*Provided data*:
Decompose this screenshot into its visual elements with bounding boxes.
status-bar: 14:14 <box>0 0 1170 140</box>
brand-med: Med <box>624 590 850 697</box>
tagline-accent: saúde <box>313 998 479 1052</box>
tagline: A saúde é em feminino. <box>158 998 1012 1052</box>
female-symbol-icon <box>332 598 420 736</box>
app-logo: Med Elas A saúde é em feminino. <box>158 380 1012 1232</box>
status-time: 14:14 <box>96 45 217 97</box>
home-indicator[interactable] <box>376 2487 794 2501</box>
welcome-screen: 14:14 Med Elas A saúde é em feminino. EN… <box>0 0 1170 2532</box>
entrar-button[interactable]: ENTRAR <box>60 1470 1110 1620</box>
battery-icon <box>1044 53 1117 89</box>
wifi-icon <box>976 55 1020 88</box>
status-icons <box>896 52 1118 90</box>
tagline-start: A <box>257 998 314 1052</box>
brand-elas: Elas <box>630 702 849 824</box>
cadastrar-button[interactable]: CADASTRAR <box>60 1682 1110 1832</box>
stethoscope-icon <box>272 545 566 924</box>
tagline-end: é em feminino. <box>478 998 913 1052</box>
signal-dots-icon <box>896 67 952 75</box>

*Exercise aim*:
Print every line of the items above again, unchanged and in the same order.

*Completed task*:
Decompose this screenshot into its visual elements with bounding boxes.
status-bar: 14:14 <box>0 0 1170 140</box>
brand-med: Med <box>624 590 850 697</box>
tagline-accent: saúde <box>313 998 479 1052</box>
tagline: A saúde é em feminino. <box>158 998 1012 1052</box>
female-symbol-icon <box>332 598 420 736</box>
app-logo: Med Elas A saúde é em feminino. <box>158 380 1012 1232</box>
status-time: 14:14 <box>96 45 217 97</box>
home-indicator[interactable] <box>376 2487 794 2501</box>
welcome-screen: 14:14 Med Elas A saúde é em feminino. EN… <box>0 0 1170 2532</box>
entrar-button[interactable]: ENTRAR <box>60 1470 1110 1620</box>
battery-icon <box>1044 53 1117 89</box>
wifi-icon <box>976 55 1020 88</box>
status-icons <box>896 52 1118 90</box>
tagline-start: A <box>257 998 314 1052</box>
brand-elas: Elas <box>630 702 849 824</box>
cadastrar-button[interactable]: CADASTRAR <box>60 1682 1110 1832</box>
stethoscope-icon <box>272 545 566 924</box>
tagline-end: é em feminino. <box>478 998 913 1052</box>
signal-dots-icon <box>896 67 952 75</box>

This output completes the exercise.